Stated task:
Print out every record exactly as it appears.

Material for the task:
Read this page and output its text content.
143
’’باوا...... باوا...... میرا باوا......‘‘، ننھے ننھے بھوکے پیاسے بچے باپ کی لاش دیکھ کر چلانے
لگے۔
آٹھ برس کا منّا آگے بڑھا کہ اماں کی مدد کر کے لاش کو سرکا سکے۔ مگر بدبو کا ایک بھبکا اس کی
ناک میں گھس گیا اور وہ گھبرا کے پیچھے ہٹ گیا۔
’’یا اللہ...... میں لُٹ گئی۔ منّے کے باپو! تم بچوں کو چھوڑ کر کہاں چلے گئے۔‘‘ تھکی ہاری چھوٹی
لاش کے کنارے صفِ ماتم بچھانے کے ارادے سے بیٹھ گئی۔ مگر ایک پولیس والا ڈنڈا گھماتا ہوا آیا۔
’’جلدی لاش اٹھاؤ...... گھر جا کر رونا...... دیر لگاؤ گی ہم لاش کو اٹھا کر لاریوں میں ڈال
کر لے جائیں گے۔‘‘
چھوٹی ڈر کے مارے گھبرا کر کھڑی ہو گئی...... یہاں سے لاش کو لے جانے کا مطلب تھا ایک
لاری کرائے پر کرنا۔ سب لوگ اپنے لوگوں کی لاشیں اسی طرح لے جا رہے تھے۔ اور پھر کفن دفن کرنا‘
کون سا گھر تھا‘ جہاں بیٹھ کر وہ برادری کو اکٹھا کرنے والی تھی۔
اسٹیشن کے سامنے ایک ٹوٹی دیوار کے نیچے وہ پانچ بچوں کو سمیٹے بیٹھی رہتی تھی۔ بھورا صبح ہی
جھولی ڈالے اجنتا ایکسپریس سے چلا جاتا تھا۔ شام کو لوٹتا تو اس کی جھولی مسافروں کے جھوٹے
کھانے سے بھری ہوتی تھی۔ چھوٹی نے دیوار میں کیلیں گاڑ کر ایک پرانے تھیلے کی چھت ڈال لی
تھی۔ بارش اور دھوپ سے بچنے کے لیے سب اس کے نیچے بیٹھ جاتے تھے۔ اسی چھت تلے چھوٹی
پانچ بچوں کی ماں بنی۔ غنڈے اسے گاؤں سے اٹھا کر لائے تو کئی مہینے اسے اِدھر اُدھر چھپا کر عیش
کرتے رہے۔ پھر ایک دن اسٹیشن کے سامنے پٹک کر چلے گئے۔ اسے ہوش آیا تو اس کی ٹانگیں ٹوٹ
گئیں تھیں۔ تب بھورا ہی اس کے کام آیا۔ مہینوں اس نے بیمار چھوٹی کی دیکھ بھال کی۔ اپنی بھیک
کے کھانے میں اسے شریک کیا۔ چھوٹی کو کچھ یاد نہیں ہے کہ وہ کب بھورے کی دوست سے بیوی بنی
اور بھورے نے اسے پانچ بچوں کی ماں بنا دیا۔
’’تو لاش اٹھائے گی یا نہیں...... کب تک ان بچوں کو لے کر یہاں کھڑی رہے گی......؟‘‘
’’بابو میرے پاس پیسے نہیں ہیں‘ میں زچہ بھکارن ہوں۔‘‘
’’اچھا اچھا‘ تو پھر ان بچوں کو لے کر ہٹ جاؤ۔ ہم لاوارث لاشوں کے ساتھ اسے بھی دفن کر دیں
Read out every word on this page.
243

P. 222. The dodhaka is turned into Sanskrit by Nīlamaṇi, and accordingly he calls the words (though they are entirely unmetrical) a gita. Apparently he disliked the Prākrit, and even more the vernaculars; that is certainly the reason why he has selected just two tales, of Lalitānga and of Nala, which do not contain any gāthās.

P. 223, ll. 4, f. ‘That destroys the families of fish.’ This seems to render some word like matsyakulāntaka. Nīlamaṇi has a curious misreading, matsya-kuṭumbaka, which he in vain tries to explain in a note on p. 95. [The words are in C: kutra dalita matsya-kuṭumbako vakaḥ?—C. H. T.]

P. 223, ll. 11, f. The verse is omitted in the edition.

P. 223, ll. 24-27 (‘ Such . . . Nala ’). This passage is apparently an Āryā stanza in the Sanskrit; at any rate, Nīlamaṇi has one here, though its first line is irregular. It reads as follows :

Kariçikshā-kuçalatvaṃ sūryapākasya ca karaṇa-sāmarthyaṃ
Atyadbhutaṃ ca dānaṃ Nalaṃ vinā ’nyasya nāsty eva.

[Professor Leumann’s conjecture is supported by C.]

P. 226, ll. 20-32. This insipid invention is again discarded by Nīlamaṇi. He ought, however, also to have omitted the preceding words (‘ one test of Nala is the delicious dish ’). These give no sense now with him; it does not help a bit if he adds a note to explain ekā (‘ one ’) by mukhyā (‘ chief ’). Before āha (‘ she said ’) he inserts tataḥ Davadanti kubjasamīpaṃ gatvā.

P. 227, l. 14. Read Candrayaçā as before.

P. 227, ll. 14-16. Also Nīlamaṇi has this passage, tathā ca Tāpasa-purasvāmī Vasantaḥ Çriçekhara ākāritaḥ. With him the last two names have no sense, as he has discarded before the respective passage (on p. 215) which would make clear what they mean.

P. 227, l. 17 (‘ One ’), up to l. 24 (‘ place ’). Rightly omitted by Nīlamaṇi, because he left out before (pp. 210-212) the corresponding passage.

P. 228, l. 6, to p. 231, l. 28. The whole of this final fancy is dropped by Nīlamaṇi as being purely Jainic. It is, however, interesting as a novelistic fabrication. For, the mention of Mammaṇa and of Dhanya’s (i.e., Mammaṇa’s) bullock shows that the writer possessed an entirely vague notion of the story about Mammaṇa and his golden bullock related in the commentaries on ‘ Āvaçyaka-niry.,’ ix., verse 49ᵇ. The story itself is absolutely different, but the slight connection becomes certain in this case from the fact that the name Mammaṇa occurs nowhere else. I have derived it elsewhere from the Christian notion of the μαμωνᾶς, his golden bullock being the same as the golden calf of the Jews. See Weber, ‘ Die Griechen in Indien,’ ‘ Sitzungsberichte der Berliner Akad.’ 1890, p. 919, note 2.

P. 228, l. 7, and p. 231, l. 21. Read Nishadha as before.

Solution for this task:
Read this page and output its text content.
143
’’باوا...... باوا...... میرا باوا......‘‘، ننھے ننھے بھوکے پیاسے بچے باپ کی لاش دیکھ کر چلانے
لگے۔
آٹھ برس کا منّا آگے بڑھا کہ اماں کی مدد کر کے لاش کو سرکا سکے۔ مگر بدبو کا ایک بھبکا اس کی
ناک میں گھس گیا اور وہ گھبرا کے پیچھے ہٹ گیا۔
’’یا اللہ...... میں لُٹ گئی۔ منّے کے باپو! تم بچوں کو چھوڑ کر کہاں چلے گئے۔‘‘ تھکی ہاری چھوٹی
لاش کے کنارے صفِ ماتم بچھانے کے ارادے سے بیٹھ گئی۔ مگر ایک پولیس والا ڈنڈا گھماتا ہوا آیا۔
’’جلدی لاش اٹھاؤ...... گھر جا کر رونا...... دیر لگاؤ گی ہم لاش کو اٹھا کر لاریوں میں ڈال
کر لے جائیں گے۔‘‘
چھوٹی ڈر کے مارے گھبرا کر کھڑی ہو گئی...... یہاں سے لاش کو لے جانے کا مطلب تھا ایک
لاری کرائے پر کرنا۔ سب لوگ اپنے لوگوں کی لاشیں اسی طرح لے جا رہے تھے۔ اور پھر کفن دفن کرنا‘
کون سا گھر تھا‘ جہاں بیٹھ کر وہ برادری کو اکٹھا کرنے والی تھی۔
اسٹیشن کے سامنے ایک ٹوٹی دیوار کے نیچے وہ پانچ بچوں کو سمیٹے بیٹھی رہتی تھی۔ بھورا صبح ہی
جھولی ڈالے اجنتا ایکسپریس سے چلا جاتا تھا۔ شام کو لوٹتا تو اس کی جھولی مسافروں کے جھوٹے
کھانے سے بھری ہوتی تھی۔ چھوٹی نے دیوار میں کیلیں گاڑ کر ایک پرانے تھیلے کی چھت ڈال لی
تھی۔ بارش اور دھوپ سے بچنے کے لیے سب اس کے نیچے بیٹھ جاتے تھے۔ اسی چھت تلے چھوٹی
پانچ بچوں کی ماں بنی۔ غنڈے اسے گاؤں سے اٹھا کر لائے تو کئی مہینے اسے اِدھر اُدھر چھپا کر عیش
کرتے رہے۔ پھر ایک دن اسٹیشن کے سامنے پٹک کر چلے گئے۔ اسے ہوش آیا تو اس کی ٹانگیں ٹوٹ
گئیں تھیں۔ تب بھورا ہی اس کے کام آیا۔ مہینوں اس نے بیمار چھوٹی کی دیکھ بھال کی۔ اپنی بھیک
کے کھانے میں اسے شریک کیا۔ چھوٹی کو کچھ یاد نہیں ہے کہ وہ کب بھورے کی دوست سے بیوی بنی
اور بھورے نے اسے پانچ بچوں کی ماں بنا دیا۔
’’تو لاش اٹھائے گی یا نہیں...... کب تک ان بچوں کو لے کر یہاں کھڑی رہے گی......؟‘‘
’’بابو میرے پاس پیسے نہیں ہیں‘ میں زچہ بھکارن ہوں۔‘‘
’’اچھا اچھا‘ تو پھر ان بچوں کو لے کر ہٹ جاؤ۔ ہم لاوارث لاشوں کے ساتھ اسے بھی دفن کر دیں
Read out every word on this page.
243

P. 222. The dodhaka is turned into Sanskrit by Nīlamaṇi, and accordingly he calls the words (though they are entirely unmetrical) a gita. Apparently he disliked the Prākrit, and even more the vernaculars; that is certainly the reason why he has selected just two tales, of Lalitānga and of Nala, which do not contain any gāthās.

P. 223, ll. 4, f. ‘That destroys the families of fish.’ This seems to render some word like matsyakulāntaka. Nīlamaṇi has a curious misreading, matsya-kuṭumbaka, which he in vain tries to explain in a note on p. 95. [The words are in C: kutra dalita matsya-kuṭumbako vakaḥ?—C. H. T.]

P. 223, ll. 11, f. The verse is omitted in the edition.

P. 223, ll. 24-27 (‘ Such . . . Nala ’). This passage is apparently an Āryā stanza in the Sanskrit; at any rate, Nīlamaṇi has one here, though its first line is irregular. It reads as follows :

Kariçikshā-kuçalatvaṃ sūryapākasya ca karaṇa-sāmarthyaṃ
Atyadbhutaṃ ca dānaṃ Nalaṃ vinā ’nyasya nāsty eva.

[Professor Leumann’s conjecture is supported by C.]

P. 226, ll. 20-32. This insipid invention is again discarded by Nīlamaṇi. He ought, however, also to have omitted the preceding words (‘ one test of Nala is the delicious dish ’). These give no sense now with him; it does not help a bit if he adds a note to explain ekā (‘ one ’) by mukhyā (‘ chief ’). Before āha (‘ she said ’) he inserts tataḥ Davadanti kubjasamīpaṃ gatvā.

P. 227, l. 14. Read Candrayaçā as before.

P. 227, ll. 14-16. Also Nīlamaṇi has this passage, tathā ca Tāpasa-purasvāmī Vasantaḥ Çriçekhara ākāritaḥ. With him the last two names have no sense, as he has discarded before the respective passage (on p. 215) which would make clear what they mean.

P. 227, l. 17 (‘ One ’), up to l. 24 (‘ place ’). Rightly omitted by Nīlamaṇi, because he left out before (pp. 210-212) the corresponding passage.

P. 228, l. 6, to p. 231, l. 28. The whole of this final fancy is dropped by Nīlamaṇi as being purely Jainic. It is, however, interesting as a novelistic fabrication. For, the mention of Mammaṇa and of Dhanya’s (i.e., Mammaṇa’s) bullock shows that the writer possessed an entirely vague notion of the story about Mammaṇa and his golden bullock related in the commentaries on ‘ Āvaçyaka-niry.,’ ix., verse 49ᵇ. The story itself is absolutely different, but the slight connection becomes certain in this case from the fact that the name Mammaṇa occurs nowhere else. I have derived it elsewhere from the Christian notion of the μαμωνᾶς, his golden bullock being the same as the golden calf of the Jews. See Weber, ‘ Die Griechen in Indien,’ ‘ Sitzungsberichte der Berliner Akad.’ 1890, p. 919, note 2.

P. 228, l. 7, and p. 231, l. 21. Read Nishadha as before.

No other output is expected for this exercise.